=== Instruction ===
Using the entries that follow, collect the lines where the word "Electrónica" appears.

=== Materials provided ===
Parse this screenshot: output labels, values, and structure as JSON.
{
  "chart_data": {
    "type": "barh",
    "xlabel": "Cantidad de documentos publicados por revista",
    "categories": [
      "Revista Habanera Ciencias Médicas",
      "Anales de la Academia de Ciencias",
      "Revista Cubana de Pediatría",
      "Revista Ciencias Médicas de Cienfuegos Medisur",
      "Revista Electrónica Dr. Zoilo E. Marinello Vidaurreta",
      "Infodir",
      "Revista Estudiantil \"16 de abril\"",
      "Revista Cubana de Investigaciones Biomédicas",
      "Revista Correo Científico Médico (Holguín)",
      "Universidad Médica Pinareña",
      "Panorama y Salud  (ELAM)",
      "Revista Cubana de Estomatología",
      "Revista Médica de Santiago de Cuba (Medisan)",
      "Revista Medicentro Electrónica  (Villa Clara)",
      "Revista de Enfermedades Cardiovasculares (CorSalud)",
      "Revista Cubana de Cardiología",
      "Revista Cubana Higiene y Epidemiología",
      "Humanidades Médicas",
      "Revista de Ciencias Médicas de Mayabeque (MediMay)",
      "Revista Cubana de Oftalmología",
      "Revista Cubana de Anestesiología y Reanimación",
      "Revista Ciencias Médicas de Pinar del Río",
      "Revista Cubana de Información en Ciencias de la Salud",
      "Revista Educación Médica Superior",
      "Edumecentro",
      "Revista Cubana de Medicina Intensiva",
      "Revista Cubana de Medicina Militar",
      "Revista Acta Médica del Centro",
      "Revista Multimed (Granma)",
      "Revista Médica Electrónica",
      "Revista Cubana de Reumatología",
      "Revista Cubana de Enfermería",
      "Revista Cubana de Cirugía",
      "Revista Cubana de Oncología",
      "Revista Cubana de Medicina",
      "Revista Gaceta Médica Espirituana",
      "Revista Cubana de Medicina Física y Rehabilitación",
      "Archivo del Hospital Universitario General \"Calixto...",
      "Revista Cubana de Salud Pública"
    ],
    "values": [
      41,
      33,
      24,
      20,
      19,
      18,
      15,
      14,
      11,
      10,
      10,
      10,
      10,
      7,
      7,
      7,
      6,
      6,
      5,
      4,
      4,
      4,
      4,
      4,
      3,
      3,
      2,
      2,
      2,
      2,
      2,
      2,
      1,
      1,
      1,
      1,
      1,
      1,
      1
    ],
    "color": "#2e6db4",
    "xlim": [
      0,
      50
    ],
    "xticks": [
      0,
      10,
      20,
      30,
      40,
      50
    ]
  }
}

=== Solution to the exercise ===
      "Revista Electrónica Dr. Zoilo E. Marinello Vidaurreta",
      "Revista Medicentro Electrónica  (Villa Clara)",
      "Revista Médica Electrónica",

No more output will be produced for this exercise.